▶ What the task asks
Quote all entries exactly, leaving pictures aside.

▶ Records for the task
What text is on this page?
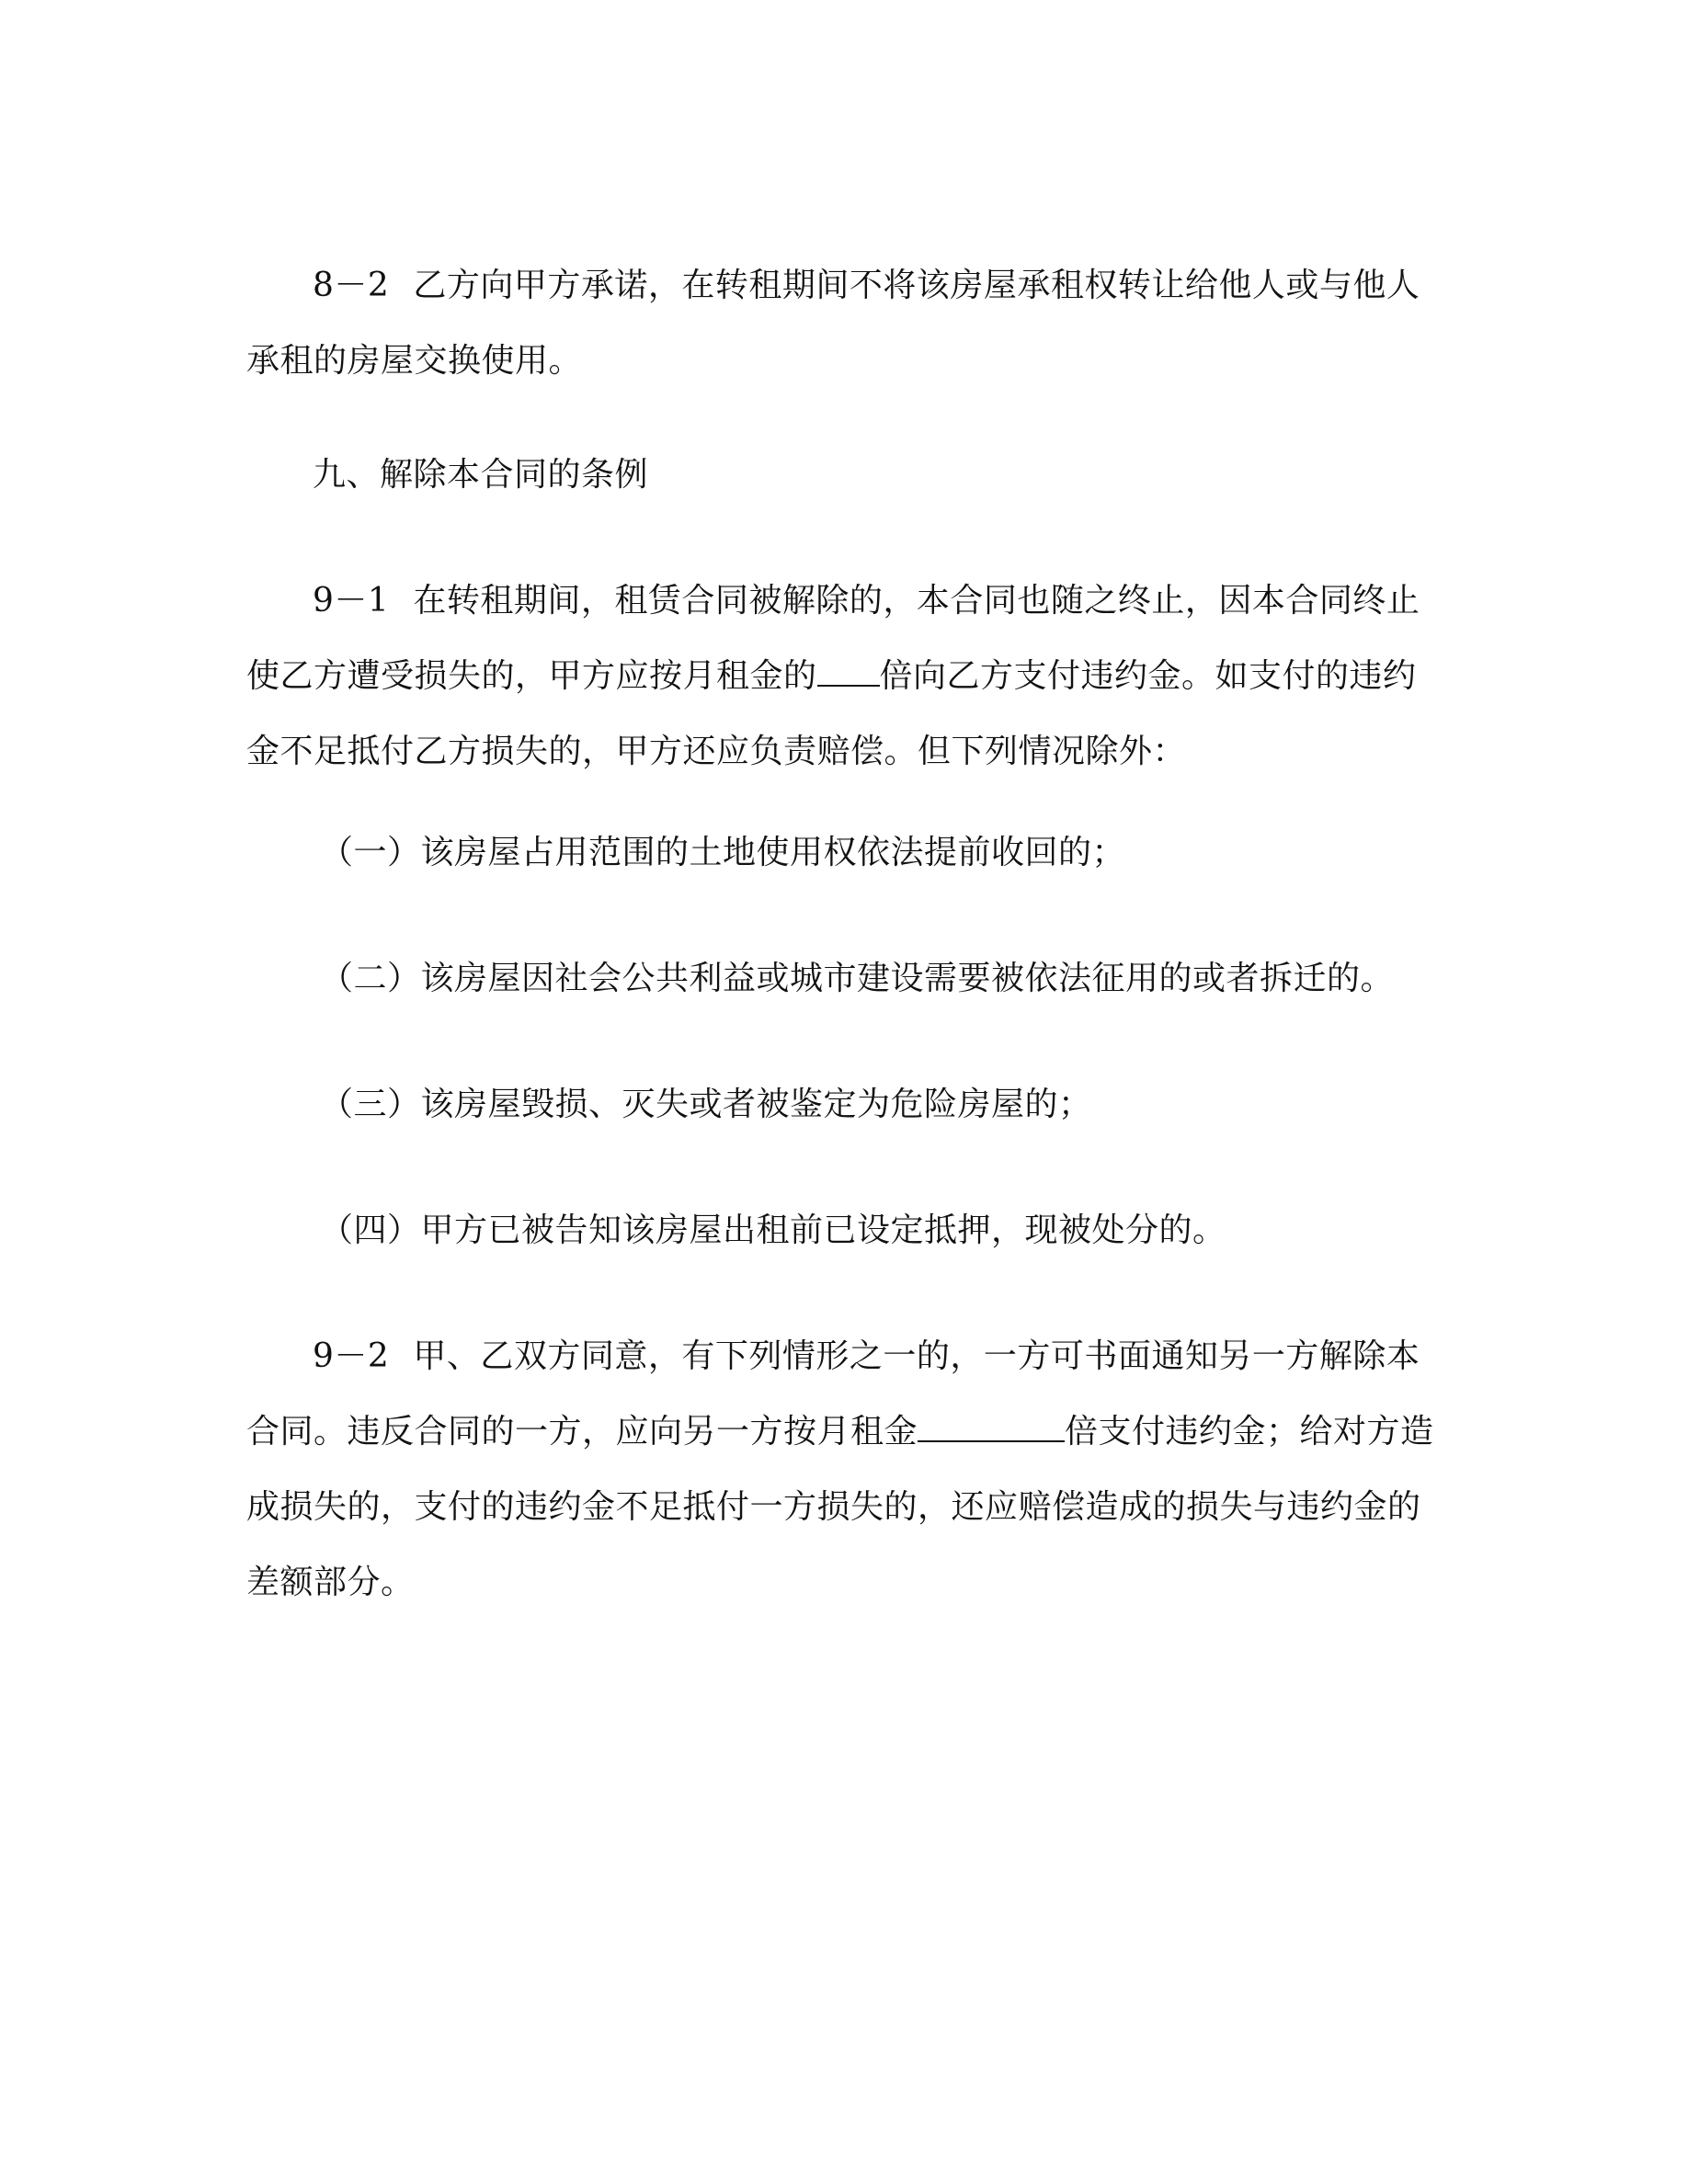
8－2 乙方向甲方承诺，在转租期间不将该房屋承租权转让给他人或与他人承租的房屋交换使用。

九、解除本合同的条例

9－1 在转租期间，租赁合同被解除的，本合同也随之终止，因本合同终止使乙方遭受损失的，甲方应按月租金的 倍向乙方支付违约金。如支付的违约金不足抵付乙方损失的，甲方还应负责赔偿。但下列情况除外：

（一）该房屋占用范围的土地使用权依法提前收回的；

（二）该房屋因社会公共利益或城市建设需要被依法征用的或者拆迁的。

（三）该房屋毁损、灭失或者被鉴定为危险房屋的；

（四）甲方已被告知该房屋出租前已设定抵押，现被处分的。

9－2 甲、乙双方同意，有下列情形之一的，一方可书面通知另一方解除本合同。违反合同的一方，应向另一方按月租金	倍支付违约金；给对方造成损失的，支付的违约金不足抵付一方损失的，还应赔偿造成的损失与违约金的差额部分。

▶ Reply
What text is on this page?
8－2 乙方向甲方承诺，在转租期间不将该房屋承租权转让给他人或与他人承租的房屋交换使用。

九、解除本合同的条例

9－1 在转租期间，租赁合同被解除的，本合同也随之终止，因本合同终止使乙方遭受损失的，甲方应按月租金的 倍向乙方支付违约金。如支付的违约金不足抵付乙方损失的，甲方还应负责赔偿。但下列情况除外：

（一）该房屋占用范围的土地使用权依法提前收回的；

（二）该房屋因社会公共利益或城市建设需要被依法征用的或者拆迁的。

（三）该房屋毁损、灭失或者被鉴定为危险房屋的；

（四）甲方已被告知该房屋出租前已设定抵押，现被处分的。

9－2 甲、乙双方同意，有下列情形之一的，一方可书面通知另一方解除本合同。违反合同的一方，应向另一方按月租金	倍支付违约金；给对方造成损失的，支付的违约金不足抵付一方损失的，还应赔偿造成的损失与违约金的差额部分。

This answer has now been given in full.